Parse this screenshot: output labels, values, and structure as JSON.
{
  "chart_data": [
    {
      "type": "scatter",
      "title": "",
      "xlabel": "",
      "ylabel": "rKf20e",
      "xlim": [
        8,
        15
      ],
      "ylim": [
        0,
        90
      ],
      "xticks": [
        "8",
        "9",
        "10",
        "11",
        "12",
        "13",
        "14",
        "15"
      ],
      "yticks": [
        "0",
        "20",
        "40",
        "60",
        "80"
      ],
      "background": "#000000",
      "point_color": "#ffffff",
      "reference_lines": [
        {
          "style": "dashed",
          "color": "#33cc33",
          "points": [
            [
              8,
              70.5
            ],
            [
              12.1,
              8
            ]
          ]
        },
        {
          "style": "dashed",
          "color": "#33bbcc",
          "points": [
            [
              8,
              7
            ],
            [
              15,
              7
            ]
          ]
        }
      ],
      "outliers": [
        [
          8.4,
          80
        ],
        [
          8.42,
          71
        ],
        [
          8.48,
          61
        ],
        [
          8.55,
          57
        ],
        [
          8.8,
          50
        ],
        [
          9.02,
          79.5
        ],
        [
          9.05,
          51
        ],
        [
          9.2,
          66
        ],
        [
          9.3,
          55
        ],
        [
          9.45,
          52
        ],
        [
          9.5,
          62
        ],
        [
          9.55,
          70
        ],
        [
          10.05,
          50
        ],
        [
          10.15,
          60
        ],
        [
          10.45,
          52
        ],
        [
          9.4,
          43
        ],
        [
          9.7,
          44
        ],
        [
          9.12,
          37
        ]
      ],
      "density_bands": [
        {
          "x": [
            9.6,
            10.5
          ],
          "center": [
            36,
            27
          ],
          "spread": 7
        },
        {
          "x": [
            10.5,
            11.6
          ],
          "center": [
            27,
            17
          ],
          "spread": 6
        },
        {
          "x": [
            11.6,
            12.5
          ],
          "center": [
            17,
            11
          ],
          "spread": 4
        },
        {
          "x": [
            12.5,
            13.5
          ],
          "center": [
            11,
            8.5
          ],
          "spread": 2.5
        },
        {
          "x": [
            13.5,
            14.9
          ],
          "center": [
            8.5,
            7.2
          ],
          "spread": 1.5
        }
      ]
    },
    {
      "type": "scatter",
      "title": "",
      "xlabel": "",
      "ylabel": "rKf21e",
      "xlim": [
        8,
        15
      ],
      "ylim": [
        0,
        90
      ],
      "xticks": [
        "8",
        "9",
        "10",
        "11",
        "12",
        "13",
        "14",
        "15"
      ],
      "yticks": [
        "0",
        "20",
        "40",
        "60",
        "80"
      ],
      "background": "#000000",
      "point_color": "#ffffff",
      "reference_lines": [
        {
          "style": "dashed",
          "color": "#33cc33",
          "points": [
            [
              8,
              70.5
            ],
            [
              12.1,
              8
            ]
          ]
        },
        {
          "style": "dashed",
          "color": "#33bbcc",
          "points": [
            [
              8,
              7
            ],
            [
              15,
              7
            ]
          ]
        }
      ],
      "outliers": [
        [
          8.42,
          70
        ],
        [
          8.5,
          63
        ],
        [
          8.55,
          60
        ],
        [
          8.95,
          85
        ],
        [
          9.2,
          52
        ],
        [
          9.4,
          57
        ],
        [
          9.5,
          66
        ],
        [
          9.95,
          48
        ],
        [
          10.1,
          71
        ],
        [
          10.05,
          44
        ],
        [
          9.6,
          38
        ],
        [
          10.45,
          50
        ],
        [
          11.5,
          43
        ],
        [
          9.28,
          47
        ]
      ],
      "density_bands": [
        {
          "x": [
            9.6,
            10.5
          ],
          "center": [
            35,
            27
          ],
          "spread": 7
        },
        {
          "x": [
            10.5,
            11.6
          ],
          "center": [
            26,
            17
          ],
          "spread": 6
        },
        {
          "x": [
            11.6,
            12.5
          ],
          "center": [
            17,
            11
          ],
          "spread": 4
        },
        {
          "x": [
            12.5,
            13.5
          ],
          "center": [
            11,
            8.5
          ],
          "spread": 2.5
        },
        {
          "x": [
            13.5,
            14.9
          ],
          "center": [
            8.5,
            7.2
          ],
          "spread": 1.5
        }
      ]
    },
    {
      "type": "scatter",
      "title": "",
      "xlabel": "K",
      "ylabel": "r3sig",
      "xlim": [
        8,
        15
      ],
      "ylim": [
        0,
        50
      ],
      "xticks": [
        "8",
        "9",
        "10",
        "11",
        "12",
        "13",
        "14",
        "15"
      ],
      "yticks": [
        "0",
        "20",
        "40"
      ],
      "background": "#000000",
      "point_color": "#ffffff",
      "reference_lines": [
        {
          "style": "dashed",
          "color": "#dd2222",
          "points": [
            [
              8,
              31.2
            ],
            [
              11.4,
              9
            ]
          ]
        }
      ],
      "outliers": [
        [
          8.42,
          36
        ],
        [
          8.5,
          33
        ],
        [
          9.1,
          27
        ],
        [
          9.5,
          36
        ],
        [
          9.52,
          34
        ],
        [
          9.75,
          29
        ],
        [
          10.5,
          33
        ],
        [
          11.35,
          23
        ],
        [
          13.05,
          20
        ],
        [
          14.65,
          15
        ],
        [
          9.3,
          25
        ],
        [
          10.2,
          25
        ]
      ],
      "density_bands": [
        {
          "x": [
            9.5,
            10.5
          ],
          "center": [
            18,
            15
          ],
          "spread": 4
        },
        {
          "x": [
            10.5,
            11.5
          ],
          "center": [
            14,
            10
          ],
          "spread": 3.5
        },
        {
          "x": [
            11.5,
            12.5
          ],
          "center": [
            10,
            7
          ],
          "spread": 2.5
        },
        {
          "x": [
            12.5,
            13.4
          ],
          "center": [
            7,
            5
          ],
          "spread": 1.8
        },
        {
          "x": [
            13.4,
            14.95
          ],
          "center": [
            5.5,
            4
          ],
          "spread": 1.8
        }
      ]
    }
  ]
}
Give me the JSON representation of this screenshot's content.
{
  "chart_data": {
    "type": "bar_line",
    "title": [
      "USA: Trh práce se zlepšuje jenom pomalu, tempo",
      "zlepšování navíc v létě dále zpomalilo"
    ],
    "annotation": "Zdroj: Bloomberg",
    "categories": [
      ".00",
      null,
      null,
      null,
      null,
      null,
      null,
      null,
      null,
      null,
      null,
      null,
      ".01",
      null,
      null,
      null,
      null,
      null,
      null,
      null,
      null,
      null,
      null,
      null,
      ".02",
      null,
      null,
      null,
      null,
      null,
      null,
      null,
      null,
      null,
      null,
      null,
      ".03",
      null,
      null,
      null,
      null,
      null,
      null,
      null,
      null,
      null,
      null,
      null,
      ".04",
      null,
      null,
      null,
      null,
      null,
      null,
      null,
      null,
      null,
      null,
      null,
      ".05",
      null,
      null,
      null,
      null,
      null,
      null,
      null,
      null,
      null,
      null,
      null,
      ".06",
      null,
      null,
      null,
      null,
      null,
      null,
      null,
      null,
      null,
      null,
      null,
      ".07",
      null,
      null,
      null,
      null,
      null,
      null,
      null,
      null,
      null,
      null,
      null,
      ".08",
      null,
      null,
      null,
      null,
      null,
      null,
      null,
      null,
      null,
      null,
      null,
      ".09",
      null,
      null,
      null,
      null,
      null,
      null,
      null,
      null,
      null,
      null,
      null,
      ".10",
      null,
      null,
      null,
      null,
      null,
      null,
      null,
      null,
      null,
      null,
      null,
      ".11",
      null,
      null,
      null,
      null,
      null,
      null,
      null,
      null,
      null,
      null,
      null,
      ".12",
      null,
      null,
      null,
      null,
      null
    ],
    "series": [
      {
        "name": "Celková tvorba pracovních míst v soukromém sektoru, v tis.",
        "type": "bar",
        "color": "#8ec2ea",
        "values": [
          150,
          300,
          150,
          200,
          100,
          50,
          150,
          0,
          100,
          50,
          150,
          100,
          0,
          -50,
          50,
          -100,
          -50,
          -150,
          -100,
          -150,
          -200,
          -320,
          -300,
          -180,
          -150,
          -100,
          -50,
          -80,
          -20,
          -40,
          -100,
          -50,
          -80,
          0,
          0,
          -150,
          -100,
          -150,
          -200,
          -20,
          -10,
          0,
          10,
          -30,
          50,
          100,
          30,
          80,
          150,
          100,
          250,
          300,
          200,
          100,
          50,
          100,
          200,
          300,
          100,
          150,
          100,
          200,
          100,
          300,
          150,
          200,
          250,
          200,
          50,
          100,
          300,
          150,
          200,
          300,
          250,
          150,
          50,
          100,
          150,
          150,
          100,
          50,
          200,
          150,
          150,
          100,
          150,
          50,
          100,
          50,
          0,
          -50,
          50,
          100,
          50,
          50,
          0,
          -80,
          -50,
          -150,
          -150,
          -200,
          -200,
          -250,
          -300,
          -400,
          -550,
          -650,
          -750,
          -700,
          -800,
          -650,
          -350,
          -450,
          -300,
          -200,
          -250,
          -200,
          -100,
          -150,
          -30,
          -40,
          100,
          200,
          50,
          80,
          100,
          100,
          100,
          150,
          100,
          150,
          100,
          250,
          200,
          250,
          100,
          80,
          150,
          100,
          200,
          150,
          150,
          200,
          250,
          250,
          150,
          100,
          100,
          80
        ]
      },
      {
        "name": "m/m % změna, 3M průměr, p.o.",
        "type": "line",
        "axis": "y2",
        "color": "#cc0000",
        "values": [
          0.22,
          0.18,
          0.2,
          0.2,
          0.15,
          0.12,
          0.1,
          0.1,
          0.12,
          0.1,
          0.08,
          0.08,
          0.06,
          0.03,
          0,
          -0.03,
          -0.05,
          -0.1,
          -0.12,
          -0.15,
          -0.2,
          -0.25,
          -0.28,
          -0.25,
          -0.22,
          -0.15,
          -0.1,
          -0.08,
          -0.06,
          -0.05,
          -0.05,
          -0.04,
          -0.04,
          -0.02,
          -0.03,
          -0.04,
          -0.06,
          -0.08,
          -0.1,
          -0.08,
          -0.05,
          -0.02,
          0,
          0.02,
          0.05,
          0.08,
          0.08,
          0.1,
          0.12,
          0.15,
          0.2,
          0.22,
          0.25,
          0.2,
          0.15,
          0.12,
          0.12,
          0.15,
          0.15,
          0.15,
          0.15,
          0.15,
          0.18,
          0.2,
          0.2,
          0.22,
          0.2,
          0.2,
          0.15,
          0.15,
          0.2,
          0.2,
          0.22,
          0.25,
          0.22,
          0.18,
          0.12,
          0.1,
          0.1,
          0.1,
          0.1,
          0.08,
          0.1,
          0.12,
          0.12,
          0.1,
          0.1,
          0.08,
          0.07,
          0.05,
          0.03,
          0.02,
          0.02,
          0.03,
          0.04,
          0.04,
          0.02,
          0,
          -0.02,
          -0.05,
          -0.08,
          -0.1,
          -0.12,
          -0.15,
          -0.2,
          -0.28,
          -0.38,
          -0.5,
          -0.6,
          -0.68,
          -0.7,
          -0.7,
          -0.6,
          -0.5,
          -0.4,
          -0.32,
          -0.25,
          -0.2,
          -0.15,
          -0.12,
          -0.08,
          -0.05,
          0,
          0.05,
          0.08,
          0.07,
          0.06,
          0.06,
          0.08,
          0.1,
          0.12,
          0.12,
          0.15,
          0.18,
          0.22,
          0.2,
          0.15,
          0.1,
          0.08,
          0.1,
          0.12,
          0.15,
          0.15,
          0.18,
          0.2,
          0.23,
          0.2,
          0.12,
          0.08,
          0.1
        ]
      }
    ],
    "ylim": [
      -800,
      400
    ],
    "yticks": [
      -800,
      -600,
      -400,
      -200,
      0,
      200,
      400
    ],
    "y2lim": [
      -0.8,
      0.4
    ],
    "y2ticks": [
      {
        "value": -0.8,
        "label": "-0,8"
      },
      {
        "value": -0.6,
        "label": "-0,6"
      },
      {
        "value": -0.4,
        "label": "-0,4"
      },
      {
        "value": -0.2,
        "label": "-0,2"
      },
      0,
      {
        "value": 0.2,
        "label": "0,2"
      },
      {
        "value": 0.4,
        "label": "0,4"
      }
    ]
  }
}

Task directions> Pull out all lines of the data with the string "name".

Reply to the task>
        "name": "Celková tvorba pracovních míst v soukromém sektoru, v tis.",
        "name": "m/m % změna, 3M průměr, p.o.",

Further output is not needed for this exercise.